__TASK 1__: Count how many lines in the records below contain the string "chart", with case mattering, and reply with the number alone.

Notification of this petitioner of the significant “new information” which clearly led to his reclassification would have imposed no significant administrative burden on the local board whatever. In cases where new information is more voluminous, a simple notice accompanying the SSS form 150 (notification of reclassification and appeal rights) which indicated that such new information existed, bore directly on the reclassification decision and stood available, separately, for inspection would suffice to afford the registrant a fair opportunity *771to form an intelligent plan for pursuing meaningful administrative review. The instances wherein all the circumstances requiring such notice will coalesce should be few.

This court further notes that requiring notice be given a registrant of very significant adverse material in his file before appeal is foreclosed will work no significant disruption of orderly administrative review. Circumvention of regular appeal procedures under this ruling will not be within the control of individual registrants; therefore, the system can protect itself with minimal inconvenience.

With regard to the government’s second point, the court notes that a similar argument was raised and rejected by the Supreme Court in Gonzales, supra. In that case, the government contended that after the state board appeal hearing, the registrant would be free to examine his file, discover the Justice Department recommendation and file for rehearing, as was his right by regulation. The court responded:

“We believe these remedies to be too little and too late. Too little, because the right to present petitioner’s side of the case is broader than the bare right to correct ‘errors’ made by the Department in its recommendation.” (Too late for reasons here inapplicable.) (At page 417, of 348 U.S., at page 414 of 75 S.Ct.)

__TASK 2__: According to the court opinion, what notification does SSS form 150 provide?

__DATASET ROWS__:
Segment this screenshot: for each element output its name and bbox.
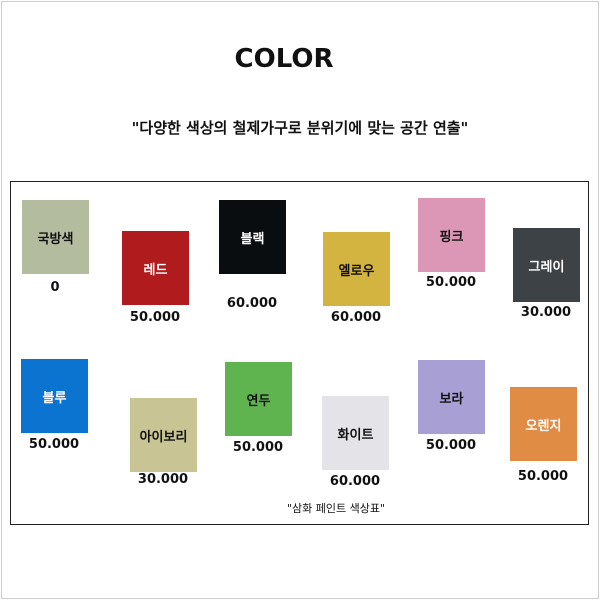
swatch-price: 30.000 (520, 305, 572, 320)
color-swatch: 아이보리 (130, 398, 197, 472)
swatch-price: 30.000 (137, 472, 189, 487)
color-chart-caption: "삼화 페인트 색상표" (286, 502, 386, 515)
color-swatch: 오렌지 (510, 387, 577, 461)
swatch-label: 연두 (246, 393, 271, 409)
swatch-price: 50.000 (129, 310, 181, 325)
color-swatch: 엘로우 (323, 232, 390, 306)
swatch-label: 국방색 (37, 231, 74, 247)
color-swatch: 레드 (122, 231, 189, 305)
swatch-label: 블루 (42, 390, 67, 406)
swatch-price: 50.000 (425, 438, 477, 453)
page-subtitle: "다양한 색상의 철제가구로 분위기에 맞는 공간 연출" (131, 119, 469, 137)
color-swatch: 연두 (225, 362, 292, 436)
swatch-label: 그레이 (528, 259, 565, 275)
swatch-label: 화이트 (337, 427, 374, 443)
swatch-price: 50.000 (28, 437, 80, 452)
color-swatch: 핑크 (418, 198, 485, 272)
color-swatch: 화이트 (322, 396, 389, 470)
swatch-label: 블랙 (240, 231, 265, 247)
swatch-label: 오렌지 (525, 418, 562, 434)
color-swatch: 블루 (21, 359, 88, 433)
swatch-label: 보라 (439, 391, 464, 407)
swatch-label: 아이보리 (139, 429, 188, 445)
swatch-price: 0 (50, 280, 60, 295)
color-swatch: 국방색 (22, 200, 89, 274)
color-swatch: 보라 (418, 360, 485, 434)
swatch-price: 50.000 (517, 469, 569, 484)
swatch-price: 60.000 (330, 310, 382, 325)
color-swatch: 블랙 (219, 200, 286, 274)
swatch-price: 60.000 (226, 296, 278, 311)
swatch-label: 핑크 (439, 229, 464, 245)
swatch-label: 엘로우 (338, 263, 375, 279)
page-title: COLOR (234, 44, 334, 74)
swatch-label: 레드 (143, 262, 168, 278)
swatch-price: 60.000 (329, 474, 381, 489)
swatch-price: 50.000 (232, 440, 284, 455)
color-swatch: 그레이 (513, 228, 580, 302)
swatch-price: 50.000 (425, 275, 477, 290)
color-chart-box (10, 181, 589, 525)
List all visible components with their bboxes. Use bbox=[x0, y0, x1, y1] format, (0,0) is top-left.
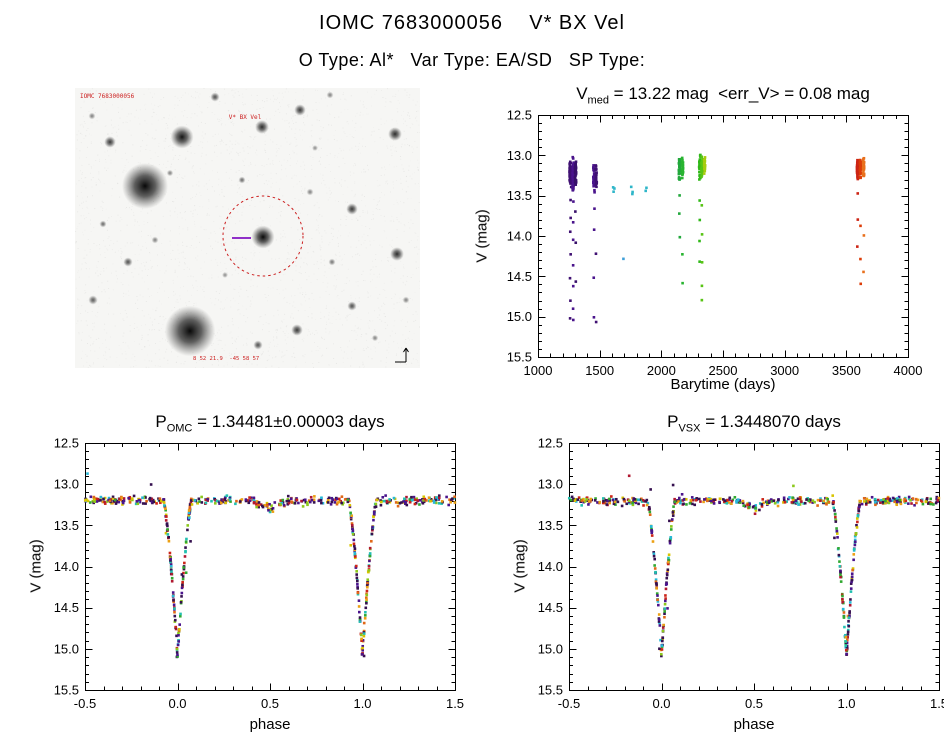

__FULL SOLUTION 1__: 2

__FULL SOLUTION 2__: Notification of reclassification and appeal rights.